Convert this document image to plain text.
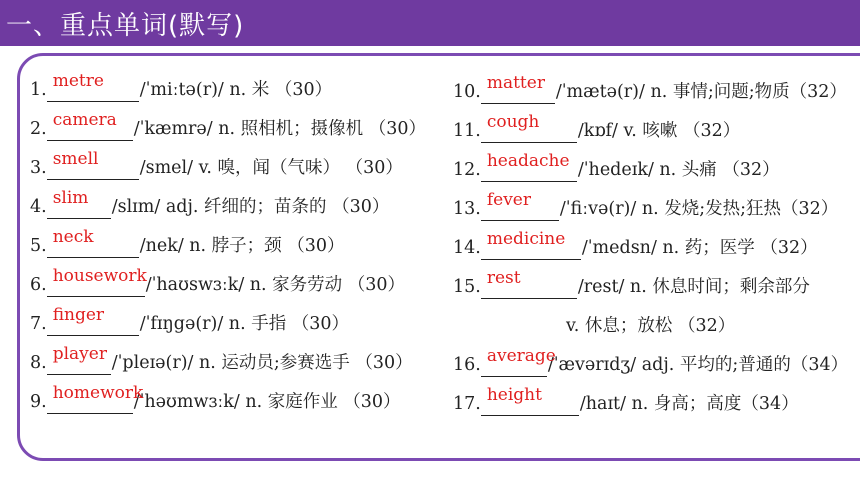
一、重点单词(默写)
1. metre /ˈmiːtə(r)/ n. 米 （30）
2. camera /ˈkæmrə/ n. 照相机；摄像机 （30）
3. smell /smel/ v. 嗅，闻（气味） （30）
4. slim /slɪm/ adj. 纤细的；苗条的 （30）
5. neck	/nek/ n. 脖子；颈 （30）
6. housework
/ˈhaʊswɜːk/ n. 家务劳动 （30）
7. finger /ˈfɪŋgə(r)/ n. 手指 （30）
8. player /ˈpleɪə(r)/ n. 运动员;参赛选手 （30）
9. homework
/ˈhəʊmwɜːk/ n. 家庭作业 （30）
10. matter /ˈmætə(r)/ n. 事情;问题;物质（32）
11. cough /kɒf/ v. 咳嗽 （32）
12. headache /ˈhedeɪk/ n. 头痛 （32）
13. fever /ˈfiːvə(r)/ n. 发烧;发热;狂热（32）
14. medicine /ˈmedsn/ n. 药；医学 （32）
15. rest	/rest/ n. 休息时间；剩余部分
16. average
/ˈævərɪdʒ/ adj. 平均的;普通的（34）
17. height /haɪt/ n. 身高；高度（34）
v. 休息；放松 （32）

Your task> Leave out the pictures and output every record above precisely as given.

Solution for this task>
Convert this document image to plain text.
一、重点单词(默写)
1. metre /ˈmiːtə(r)/ n. 米 （30）
2. camera /ˈkæmrə/ n. 照相机；摄像机 （30）
3. smell /smel/ v. 嗅，闻（气味） （30）
4. slim /slɪm/ adj. 纤细的；苗条的 （30）
5. neck	/nek/ n. 脖子；颈 （30）
6. housework
/ˈhaʊswɜːk/ n. 家务劳动 （30）
7. finger /ˈfɪŋgə(r)/ n. 手指 （30）
8. player /ˈpleɪə(r)/ n. 运动员;参赛选手 （30）
9. homework
/ˈhəʊmwɜːk/ n. 家庭作业 （30）
10. matter /ˈmætə(r)/ n. 事情;问题;物质（32）
11. cough /kɒf/ v. 咳嗽 （32）
12. headache /ˈhedeɪk/ n. 头痛 （32）
13. fever /ˈfiːvə(r)/ n. 发烧;发热;狂热（32）
14. medicine /ˈmedsn/ n. 药；医学 （32）
15. rest	/rest/ n. 休息时间；剩余部分
16. average
/ˈævərɪdʒ/ adj. 平均的;普通的（34）
17. height /haɪt/ n. 身高；高度（34）
v. 休息；放松 （32）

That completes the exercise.